▶ PROVIDED RECORDS:

= = =

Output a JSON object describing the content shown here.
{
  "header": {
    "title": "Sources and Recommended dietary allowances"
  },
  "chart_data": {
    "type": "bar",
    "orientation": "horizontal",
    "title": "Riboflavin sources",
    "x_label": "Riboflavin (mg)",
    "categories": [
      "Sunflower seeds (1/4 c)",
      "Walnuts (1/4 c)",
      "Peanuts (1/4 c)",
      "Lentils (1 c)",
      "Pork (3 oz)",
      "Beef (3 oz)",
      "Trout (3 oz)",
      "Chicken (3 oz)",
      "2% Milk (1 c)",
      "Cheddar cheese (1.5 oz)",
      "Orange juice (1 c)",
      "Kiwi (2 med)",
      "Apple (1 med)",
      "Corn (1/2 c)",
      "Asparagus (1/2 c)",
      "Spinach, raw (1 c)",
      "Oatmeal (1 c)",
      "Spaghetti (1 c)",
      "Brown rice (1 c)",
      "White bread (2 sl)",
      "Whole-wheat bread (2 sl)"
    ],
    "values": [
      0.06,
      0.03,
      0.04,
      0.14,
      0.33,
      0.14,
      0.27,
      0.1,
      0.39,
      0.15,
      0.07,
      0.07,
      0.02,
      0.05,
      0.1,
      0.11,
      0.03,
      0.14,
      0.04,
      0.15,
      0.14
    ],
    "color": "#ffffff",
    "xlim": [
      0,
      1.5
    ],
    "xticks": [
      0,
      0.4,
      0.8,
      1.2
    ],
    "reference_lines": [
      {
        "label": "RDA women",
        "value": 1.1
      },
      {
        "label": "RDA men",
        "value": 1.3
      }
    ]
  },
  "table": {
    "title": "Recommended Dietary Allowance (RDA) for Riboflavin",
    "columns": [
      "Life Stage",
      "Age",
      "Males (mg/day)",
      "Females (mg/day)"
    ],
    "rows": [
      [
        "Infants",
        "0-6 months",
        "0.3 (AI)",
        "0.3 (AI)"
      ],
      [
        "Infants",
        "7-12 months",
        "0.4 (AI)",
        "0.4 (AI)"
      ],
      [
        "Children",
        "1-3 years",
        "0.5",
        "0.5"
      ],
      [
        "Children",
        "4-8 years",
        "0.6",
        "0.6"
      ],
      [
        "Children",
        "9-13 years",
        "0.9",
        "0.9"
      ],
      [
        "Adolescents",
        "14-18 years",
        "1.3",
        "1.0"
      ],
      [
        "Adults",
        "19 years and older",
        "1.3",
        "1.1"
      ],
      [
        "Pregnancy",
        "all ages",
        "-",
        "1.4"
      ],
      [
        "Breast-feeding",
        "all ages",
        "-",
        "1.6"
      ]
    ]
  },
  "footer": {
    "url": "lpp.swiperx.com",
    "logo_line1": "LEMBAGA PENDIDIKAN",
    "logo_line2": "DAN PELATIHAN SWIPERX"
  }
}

= = =

▶ AIM: Pull every line containing "Riboflavin" from the data.

▶ ANSWER IN FULL:
    "title": "Riboflavin sources",
    "x_label": "Riboflavin (mg)",
    "title": "Recommended Dietary Allowance (RDA) for Riboflavin",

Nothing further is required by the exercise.